## Exercise requirements
Single out each line with the word "xlabel" and copy it.

## Material
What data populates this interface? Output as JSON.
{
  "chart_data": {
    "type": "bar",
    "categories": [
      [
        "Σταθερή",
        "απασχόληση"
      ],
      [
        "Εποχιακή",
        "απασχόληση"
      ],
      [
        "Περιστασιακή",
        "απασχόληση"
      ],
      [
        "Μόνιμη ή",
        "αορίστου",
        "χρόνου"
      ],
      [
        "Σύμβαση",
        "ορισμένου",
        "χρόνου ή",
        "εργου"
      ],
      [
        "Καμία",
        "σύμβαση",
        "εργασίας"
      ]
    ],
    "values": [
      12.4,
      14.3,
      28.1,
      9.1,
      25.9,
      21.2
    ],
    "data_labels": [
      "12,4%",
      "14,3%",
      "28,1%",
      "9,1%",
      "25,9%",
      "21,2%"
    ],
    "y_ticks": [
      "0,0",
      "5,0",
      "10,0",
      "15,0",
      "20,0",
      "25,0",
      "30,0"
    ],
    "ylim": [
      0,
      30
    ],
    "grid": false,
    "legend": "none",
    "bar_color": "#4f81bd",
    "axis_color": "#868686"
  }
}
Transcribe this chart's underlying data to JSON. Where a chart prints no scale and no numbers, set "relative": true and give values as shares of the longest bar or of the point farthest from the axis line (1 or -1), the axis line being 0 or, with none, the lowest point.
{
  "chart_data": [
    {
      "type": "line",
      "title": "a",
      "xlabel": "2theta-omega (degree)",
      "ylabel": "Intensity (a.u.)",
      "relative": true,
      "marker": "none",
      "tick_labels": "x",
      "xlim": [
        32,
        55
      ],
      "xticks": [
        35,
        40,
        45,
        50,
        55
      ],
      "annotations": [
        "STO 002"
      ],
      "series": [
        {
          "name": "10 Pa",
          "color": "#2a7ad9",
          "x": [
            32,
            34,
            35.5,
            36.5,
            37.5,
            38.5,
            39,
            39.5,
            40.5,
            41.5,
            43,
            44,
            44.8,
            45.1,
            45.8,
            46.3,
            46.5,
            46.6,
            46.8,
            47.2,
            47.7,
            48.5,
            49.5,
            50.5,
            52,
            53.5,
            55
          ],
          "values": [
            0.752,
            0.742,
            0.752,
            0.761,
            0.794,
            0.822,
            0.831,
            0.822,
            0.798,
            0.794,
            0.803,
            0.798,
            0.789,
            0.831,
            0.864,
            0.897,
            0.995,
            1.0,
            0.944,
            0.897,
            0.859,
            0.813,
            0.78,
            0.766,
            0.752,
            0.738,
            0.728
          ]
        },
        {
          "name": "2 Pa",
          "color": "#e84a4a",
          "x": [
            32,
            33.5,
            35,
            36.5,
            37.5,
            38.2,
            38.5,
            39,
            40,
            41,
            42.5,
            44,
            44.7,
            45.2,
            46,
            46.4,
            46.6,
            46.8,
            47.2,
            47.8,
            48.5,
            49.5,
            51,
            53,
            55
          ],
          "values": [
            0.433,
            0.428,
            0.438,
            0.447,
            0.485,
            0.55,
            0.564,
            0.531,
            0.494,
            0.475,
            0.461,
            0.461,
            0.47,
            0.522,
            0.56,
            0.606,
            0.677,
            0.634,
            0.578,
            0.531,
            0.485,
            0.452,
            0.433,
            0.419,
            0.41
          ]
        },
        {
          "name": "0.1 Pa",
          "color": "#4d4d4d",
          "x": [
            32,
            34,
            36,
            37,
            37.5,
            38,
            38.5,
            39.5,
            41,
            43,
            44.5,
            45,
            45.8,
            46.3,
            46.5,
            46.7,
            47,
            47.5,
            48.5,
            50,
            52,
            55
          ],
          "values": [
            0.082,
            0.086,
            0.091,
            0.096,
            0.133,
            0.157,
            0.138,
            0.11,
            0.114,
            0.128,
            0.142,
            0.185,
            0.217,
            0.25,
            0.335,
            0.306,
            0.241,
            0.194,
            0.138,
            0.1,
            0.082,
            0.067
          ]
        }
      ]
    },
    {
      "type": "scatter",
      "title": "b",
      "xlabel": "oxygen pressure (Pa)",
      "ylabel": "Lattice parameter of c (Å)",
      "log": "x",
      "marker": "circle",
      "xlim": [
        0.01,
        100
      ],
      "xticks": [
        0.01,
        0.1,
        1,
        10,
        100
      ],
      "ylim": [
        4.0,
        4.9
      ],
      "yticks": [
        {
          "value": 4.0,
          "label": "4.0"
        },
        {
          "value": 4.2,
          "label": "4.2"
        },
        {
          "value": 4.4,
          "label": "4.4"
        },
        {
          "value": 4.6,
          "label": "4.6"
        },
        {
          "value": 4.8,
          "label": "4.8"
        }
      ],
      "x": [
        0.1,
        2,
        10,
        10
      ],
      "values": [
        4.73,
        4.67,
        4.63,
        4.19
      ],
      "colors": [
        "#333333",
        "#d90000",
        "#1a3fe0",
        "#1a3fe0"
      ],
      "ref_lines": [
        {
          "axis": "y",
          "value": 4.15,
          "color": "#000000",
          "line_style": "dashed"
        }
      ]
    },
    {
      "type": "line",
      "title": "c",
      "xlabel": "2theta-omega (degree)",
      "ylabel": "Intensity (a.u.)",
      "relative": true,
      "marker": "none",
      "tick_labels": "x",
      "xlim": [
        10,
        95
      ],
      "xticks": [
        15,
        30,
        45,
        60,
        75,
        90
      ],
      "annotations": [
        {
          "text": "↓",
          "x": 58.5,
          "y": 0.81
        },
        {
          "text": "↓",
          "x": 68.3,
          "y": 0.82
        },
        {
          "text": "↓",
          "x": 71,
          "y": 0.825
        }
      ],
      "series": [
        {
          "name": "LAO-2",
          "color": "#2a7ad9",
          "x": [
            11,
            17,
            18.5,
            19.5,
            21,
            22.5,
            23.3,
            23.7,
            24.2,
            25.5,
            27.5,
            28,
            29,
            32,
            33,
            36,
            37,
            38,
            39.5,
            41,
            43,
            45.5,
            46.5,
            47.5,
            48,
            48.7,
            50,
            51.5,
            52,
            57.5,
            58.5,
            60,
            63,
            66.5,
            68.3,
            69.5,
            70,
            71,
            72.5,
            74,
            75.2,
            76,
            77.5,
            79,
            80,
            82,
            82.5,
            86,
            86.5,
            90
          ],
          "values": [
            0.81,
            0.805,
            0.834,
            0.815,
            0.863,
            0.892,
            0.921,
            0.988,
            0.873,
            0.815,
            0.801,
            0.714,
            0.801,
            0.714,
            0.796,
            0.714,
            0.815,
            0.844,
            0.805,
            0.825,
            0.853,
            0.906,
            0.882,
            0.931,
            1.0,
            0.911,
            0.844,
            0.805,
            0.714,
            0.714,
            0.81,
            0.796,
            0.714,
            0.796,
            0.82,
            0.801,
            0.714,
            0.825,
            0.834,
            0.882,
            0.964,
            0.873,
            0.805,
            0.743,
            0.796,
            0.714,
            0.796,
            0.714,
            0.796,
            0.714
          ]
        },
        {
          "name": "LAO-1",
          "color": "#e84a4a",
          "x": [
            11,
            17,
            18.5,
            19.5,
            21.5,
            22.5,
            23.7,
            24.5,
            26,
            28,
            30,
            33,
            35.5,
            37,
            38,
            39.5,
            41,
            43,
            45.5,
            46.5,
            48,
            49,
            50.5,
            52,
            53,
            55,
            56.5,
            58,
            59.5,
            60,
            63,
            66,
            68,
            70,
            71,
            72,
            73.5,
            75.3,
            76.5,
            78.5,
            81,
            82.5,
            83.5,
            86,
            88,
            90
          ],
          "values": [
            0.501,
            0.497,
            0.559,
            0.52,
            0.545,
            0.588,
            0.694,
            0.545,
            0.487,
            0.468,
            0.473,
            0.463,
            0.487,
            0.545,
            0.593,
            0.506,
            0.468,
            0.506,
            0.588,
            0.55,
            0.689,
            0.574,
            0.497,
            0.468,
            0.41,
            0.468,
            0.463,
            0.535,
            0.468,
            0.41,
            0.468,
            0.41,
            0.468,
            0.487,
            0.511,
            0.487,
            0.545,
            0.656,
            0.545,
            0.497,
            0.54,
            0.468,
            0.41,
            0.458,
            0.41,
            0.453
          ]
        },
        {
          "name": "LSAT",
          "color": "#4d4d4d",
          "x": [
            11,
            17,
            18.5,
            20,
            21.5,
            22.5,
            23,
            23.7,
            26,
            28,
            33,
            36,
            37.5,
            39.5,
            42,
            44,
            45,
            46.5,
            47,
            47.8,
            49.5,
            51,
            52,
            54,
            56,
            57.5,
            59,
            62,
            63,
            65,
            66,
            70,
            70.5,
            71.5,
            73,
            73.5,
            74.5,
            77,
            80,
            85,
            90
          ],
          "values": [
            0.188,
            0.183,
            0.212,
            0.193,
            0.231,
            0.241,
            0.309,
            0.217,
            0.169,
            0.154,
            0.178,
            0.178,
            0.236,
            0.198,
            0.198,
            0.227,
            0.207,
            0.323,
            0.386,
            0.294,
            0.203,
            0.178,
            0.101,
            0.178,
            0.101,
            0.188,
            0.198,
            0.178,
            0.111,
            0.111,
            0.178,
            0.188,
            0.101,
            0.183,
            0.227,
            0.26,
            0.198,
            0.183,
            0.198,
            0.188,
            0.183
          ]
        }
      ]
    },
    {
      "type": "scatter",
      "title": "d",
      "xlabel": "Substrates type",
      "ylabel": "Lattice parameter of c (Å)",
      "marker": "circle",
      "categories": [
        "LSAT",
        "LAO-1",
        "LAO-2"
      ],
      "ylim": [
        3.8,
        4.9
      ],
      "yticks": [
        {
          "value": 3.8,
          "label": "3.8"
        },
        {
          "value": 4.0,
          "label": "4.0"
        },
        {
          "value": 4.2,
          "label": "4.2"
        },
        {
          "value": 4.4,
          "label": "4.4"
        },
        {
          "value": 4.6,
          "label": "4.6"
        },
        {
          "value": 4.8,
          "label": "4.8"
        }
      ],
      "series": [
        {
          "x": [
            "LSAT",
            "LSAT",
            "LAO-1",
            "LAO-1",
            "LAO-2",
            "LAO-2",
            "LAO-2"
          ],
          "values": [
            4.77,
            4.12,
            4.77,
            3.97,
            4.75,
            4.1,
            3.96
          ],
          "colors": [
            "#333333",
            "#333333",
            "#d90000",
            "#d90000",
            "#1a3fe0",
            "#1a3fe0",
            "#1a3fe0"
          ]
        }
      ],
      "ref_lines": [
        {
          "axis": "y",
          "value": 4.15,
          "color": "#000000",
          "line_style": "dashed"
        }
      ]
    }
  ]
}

## Response
      "xlabel": "2theta-omega (degree)",
      "xlabel": "oxygen pressure (Pa)",
      "xlabel": "2theta-omega (degree)",
      "xlabel": "Substrates type",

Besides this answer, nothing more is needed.